# WHAT THE TASK ASKS:
Pick out all lines of the entries that include the word "Dependencies" and copy them.

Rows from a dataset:
· · · · ·

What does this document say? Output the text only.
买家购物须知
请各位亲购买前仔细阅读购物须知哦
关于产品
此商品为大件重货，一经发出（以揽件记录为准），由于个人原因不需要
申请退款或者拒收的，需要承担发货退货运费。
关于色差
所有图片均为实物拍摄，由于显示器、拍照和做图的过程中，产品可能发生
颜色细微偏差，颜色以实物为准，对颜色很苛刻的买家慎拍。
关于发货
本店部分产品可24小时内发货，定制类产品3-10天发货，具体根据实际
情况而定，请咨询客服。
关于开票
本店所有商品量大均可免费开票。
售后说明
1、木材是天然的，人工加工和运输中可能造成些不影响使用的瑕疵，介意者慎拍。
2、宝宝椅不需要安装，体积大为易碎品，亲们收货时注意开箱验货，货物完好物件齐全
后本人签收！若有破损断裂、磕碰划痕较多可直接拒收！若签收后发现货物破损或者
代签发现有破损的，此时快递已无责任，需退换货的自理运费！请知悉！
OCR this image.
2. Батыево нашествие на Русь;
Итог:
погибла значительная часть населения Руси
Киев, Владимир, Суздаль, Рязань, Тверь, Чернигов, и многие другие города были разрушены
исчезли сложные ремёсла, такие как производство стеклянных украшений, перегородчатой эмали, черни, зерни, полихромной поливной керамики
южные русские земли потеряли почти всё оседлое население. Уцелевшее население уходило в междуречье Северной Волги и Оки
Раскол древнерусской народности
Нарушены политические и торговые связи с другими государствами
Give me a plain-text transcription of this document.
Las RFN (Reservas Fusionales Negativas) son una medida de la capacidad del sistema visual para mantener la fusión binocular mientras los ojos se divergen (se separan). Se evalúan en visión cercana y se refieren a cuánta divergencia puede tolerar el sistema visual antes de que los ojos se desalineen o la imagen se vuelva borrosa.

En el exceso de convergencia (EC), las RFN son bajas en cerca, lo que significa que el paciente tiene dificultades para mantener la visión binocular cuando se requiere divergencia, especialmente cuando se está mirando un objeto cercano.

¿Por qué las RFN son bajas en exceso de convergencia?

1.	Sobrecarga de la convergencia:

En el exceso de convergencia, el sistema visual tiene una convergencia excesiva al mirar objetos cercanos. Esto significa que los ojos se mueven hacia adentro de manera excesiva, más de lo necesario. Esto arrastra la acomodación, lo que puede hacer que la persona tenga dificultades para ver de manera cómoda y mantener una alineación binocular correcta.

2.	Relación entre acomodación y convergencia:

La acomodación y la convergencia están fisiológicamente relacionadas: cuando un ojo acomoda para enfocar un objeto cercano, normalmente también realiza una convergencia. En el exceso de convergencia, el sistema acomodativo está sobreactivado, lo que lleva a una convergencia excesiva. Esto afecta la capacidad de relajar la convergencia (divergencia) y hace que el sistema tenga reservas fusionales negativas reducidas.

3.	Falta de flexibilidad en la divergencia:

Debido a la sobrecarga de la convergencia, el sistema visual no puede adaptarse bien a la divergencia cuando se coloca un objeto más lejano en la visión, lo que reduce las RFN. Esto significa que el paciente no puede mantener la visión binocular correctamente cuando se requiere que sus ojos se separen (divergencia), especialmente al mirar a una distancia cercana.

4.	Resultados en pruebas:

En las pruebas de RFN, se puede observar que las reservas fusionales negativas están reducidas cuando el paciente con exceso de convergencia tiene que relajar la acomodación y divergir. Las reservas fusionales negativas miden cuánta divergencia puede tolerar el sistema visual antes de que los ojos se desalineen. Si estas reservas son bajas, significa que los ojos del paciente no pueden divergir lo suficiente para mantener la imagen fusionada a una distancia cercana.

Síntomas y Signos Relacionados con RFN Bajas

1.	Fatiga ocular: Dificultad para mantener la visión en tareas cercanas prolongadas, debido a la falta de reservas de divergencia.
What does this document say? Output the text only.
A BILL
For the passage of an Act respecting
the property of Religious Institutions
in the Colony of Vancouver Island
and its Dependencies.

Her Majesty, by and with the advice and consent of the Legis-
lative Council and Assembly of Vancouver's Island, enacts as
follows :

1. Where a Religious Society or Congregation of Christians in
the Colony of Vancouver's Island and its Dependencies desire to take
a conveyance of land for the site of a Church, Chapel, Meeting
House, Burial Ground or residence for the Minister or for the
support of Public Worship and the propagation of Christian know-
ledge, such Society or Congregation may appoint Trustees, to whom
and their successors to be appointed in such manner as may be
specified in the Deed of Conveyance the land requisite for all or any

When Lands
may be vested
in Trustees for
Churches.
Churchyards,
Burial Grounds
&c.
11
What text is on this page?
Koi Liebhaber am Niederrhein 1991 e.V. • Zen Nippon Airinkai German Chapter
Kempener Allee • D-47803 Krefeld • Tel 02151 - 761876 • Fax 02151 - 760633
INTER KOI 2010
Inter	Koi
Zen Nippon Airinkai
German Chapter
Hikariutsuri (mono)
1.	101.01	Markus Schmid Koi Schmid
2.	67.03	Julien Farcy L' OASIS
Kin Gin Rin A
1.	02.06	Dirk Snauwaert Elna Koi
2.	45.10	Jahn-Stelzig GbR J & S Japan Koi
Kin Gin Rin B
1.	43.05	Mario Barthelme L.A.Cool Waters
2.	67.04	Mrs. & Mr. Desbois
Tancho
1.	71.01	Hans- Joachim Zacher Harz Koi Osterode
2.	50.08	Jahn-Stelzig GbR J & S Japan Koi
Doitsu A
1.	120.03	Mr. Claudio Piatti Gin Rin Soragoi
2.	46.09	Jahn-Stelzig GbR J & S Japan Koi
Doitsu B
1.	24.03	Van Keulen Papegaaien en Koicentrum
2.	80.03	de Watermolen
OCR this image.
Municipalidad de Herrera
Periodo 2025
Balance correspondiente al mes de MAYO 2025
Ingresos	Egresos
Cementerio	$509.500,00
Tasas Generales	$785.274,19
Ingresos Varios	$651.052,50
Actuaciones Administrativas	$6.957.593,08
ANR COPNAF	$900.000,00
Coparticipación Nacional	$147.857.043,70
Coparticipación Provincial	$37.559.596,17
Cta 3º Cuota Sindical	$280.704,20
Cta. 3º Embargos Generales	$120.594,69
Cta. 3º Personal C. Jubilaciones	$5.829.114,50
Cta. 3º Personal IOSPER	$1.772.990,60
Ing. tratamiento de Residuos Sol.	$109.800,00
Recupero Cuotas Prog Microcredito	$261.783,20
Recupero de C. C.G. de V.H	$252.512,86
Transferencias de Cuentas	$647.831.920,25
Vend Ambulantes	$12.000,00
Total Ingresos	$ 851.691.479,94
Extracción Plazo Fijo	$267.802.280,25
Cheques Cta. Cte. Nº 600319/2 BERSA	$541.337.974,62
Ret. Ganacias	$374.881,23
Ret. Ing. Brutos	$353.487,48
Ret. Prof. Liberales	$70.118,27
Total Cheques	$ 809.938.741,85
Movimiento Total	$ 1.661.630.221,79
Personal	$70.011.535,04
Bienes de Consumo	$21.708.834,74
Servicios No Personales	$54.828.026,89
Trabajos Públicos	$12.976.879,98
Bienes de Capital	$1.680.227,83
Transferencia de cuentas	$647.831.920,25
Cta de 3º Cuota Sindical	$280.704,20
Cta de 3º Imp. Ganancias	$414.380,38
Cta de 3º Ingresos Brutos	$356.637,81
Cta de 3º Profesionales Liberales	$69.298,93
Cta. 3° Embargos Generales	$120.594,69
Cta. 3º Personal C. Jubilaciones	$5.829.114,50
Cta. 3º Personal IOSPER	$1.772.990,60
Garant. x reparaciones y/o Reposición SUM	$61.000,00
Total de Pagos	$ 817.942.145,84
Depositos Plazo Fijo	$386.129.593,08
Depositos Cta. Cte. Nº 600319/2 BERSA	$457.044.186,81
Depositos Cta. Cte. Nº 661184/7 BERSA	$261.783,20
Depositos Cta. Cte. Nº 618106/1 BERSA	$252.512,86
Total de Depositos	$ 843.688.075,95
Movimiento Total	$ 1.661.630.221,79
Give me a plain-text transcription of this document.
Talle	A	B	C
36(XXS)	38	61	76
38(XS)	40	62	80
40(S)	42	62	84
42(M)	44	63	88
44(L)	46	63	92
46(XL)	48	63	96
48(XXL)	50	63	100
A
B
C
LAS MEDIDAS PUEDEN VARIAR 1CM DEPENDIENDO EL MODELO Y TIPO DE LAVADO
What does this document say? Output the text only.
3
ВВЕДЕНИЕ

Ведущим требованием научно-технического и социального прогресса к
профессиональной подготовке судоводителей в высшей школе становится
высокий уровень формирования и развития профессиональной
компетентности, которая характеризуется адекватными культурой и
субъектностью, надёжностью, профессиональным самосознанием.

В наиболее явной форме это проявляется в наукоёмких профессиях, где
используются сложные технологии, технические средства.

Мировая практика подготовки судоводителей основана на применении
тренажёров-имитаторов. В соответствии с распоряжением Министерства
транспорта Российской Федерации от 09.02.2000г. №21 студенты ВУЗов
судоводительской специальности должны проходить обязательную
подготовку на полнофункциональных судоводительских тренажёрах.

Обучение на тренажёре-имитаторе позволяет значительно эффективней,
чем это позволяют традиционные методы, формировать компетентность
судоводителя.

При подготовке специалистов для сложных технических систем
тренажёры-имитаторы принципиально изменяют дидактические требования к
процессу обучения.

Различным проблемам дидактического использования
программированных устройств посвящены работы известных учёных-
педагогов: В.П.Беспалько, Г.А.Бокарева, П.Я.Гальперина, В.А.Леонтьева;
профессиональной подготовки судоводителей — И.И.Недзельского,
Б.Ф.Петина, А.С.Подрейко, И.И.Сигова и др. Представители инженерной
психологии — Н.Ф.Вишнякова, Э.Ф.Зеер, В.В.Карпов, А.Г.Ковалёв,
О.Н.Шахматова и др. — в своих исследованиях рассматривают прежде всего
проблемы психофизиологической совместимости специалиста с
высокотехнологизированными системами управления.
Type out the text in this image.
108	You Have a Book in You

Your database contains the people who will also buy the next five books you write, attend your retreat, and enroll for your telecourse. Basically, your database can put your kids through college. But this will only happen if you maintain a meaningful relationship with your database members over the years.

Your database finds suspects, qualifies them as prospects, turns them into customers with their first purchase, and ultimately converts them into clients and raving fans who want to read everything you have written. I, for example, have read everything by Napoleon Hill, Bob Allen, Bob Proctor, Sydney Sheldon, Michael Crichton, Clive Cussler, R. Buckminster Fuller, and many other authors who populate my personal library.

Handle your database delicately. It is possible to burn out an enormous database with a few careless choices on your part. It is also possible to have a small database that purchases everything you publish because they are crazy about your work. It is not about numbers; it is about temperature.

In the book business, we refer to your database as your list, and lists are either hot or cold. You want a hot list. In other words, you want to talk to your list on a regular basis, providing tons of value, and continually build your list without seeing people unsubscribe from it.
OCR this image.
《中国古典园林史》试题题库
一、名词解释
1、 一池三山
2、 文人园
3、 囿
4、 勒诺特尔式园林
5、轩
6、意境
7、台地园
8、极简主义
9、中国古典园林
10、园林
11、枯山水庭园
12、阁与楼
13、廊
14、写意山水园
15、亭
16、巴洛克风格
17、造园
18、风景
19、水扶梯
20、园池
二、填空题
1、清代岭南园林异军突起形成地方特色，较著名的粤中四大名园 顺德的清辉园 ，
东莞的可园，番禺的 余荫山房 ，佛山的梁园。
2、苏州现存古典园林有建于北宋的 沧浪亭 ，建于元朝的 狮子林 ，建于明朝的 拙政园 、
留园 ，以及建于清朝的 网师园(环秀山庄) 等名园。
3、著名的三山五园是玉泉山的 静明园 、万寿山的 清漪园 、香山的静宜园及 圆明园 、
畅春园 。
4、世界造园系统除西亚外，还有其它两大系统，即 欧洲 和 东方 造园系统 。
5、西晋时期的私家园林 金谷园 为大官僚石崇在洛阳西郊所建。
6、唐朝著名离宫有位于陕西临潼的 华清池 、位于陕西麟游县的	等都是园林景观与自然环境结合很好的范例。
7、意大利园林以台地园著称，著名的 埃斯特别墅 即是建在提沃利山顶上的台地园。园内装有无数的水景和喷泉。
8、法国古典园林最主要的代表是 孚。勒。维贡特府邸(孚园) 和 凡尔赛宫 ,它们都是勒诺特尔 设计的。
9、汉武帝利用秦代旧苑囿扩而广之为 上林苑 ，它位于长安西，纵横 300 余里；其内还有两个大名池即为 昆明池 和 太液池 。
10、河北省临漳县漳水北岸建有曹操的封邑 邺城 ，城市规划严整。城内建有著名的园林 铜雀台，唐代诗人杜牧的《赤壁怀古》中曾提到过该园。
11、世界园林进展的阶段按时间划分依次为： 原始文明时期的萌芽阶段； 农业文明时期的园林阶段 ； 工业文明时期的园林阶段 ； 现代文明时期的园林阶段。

· · · · ·

# THE COMPLETED TASK:
and its Dependencies.
the Colony of Vancouver's Island and its Dependencies desire to take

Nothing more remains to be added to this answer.